JOB ▸ For the data below, work out how many lines include the string "name" and report only the number.

Items from a figure collection ▸
--- Start ---

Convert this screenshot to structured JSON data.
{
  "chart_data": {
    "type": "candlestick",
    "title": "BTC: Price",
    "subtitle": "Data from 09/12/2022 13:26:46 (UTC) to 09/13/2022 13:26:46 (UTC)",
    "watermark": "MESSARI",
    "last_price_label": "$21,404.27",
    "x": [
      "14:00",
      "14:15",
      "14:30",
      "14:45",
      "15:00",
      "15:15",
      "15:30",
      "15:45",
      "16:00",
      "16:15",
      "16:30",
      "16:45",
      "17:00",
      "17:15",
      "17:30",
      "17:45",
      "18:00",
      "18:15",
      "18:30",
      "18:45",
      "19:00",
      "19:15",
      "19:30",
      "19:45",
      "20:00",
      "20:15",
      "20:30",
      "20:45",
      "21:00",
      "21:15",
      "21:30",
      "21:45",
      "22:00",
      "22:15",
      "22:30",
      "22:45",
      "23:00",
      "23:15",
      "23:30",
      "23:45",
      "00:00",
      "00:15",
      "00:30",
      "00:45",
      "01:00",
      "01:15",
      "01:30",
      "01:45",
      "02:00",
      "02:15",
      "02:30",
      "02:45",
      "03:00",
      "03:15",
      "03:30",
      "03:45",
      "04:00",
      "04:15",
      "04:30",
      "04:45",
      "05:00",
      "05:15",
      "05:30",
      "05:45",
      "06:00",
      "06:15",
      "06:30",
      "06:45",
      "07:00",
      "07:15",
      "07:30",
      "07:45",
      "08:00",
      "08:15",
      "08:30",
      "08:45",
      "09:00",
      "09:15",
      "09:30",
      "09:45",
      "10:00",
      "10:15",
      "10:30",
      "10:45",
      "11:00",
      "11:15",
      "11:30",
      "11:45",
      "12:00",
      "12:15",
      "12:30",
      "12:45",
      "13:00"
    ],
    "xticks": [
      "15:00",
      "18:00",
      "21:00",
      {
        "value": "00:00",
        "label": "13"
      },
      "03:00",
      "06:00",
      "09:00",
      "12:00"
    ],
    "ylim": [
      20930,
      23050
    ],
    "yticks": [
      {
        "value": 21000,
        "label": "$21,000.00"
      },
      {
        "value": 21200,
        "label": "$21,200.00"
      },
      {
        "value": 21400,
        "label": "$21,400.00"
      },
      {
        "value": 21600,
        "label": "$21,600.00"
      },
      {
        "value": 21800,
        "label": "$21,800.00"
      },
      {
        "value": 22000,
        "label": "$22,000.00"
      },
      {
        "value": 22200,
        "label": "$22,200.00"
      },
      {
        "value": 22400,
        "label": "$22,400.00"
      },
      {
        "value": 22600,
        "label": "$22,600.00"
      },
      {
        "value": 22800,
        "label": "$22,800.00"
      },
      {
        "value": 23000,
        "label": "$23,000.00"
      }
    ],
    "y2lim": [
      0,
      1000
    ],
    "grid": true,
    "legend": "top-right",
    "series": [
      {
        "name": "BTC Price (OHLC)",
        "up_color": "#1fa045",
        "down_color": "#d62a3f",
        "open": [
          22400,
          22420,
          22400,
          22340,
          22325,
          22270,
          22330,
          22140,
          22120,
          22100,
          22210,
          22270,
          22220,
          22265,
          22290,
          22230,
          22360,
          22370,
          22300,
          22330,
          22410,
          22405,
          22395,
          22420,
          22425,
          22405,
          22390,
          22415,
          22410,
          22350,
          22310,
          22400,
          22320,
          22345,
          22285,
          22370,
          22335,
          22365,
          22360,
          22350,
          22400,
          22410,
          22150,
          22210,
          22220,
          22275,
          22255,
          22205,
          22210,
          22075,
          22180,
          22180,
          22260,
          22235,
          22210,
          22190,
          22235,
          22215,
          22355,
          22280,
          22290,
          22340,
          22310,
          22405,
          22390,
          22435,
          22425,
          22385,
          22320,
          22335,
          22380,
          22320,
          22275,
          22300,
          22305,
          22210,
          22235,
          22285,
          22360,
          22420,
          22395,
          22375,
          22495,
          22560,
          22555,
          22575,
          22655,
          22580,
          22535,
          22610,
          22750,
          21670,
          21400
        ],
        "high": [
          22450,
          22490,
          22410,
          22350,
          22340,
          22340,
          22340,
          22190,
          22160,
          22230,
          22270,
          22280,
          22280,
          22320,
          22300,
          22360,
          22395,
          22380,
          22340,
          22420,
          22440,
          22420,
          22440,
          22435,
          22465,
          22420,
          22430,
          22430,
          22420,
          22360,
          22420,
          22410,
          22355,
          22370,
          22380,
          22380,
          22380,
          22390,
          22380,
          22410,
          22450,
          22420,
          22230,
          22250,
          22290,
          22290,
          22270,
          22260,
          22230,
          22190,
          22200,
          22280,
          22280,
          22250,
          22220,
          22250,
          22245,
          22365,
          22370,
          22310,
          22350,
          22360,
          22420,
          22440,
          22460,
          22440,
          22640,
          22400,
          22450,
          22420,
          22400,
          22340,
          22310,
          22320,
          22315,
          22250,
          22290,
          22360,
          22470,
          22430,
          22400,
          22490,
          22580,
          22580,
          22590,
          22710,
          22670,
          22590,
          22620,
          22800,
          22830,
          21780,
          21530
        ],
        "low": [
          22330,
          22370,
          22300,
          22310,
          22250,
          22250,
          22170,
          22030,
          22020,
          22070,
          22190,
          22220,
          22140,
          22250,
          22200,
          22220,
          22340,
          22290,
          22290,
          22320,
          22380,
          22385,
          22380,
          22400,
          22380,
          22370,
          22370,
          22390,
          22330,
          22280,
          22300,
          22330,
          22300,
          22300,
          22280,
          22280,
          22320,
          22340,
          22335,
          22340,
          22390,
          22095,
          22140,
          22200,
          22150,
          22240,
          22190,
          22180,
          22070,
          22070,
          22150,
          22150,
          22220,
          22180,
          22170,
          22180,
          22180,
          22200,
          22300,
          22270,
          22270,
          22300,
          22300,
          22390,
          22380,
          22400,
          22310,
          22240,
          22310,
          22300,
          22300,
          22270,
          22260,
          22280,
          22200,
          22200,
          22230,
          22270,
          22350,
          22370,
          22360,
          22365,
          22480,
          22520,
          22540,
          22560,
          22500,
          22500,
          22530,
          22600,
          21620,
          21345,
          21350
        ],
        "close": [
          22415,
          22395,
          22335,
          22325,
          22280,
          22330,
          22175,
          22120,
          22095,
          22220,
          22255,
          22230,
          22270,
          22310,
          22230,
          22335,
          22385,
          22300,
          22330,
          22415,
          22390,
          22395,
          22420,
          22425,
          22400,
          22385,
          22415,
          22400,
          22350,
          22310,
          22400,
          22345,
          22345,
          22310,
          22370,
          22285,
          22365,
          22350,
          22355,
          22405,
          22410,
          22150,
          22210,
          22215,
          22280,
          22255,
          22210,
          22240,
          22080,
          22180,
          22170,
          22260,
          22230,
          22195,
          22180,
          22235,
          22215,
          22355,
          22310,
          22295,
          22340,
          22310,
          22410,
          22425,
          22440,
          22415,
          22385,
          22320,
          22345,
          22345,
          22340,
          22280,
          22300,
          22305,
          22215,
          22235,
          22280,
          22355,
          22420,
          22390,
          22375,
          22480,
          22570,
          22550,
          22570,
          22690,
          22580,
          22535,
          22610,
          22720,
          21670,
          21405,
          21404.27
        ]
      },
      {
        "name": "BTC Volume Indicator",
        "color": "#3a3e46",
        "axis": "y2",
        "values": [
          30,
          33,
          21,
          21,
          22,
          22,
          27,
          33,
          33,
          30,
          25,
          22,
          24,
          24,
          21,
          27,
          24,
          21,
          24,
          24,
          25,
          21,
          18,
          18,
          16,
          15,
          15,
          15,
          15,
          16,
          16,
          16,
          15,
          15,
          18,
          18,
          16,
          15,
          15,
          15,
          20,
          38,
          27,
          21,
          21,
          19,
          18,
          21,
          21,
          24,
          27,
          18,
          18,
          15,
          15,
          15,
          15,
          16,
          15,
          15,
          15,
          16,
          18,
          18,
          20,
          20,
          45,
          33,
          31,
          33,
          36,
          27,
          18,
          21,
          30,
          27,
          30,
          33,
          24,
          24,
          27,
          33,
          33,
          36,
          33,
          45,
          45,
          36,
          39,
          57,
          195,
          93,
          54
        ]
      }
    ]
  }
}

--- End ---

EXERCISE RESULT ▸ 2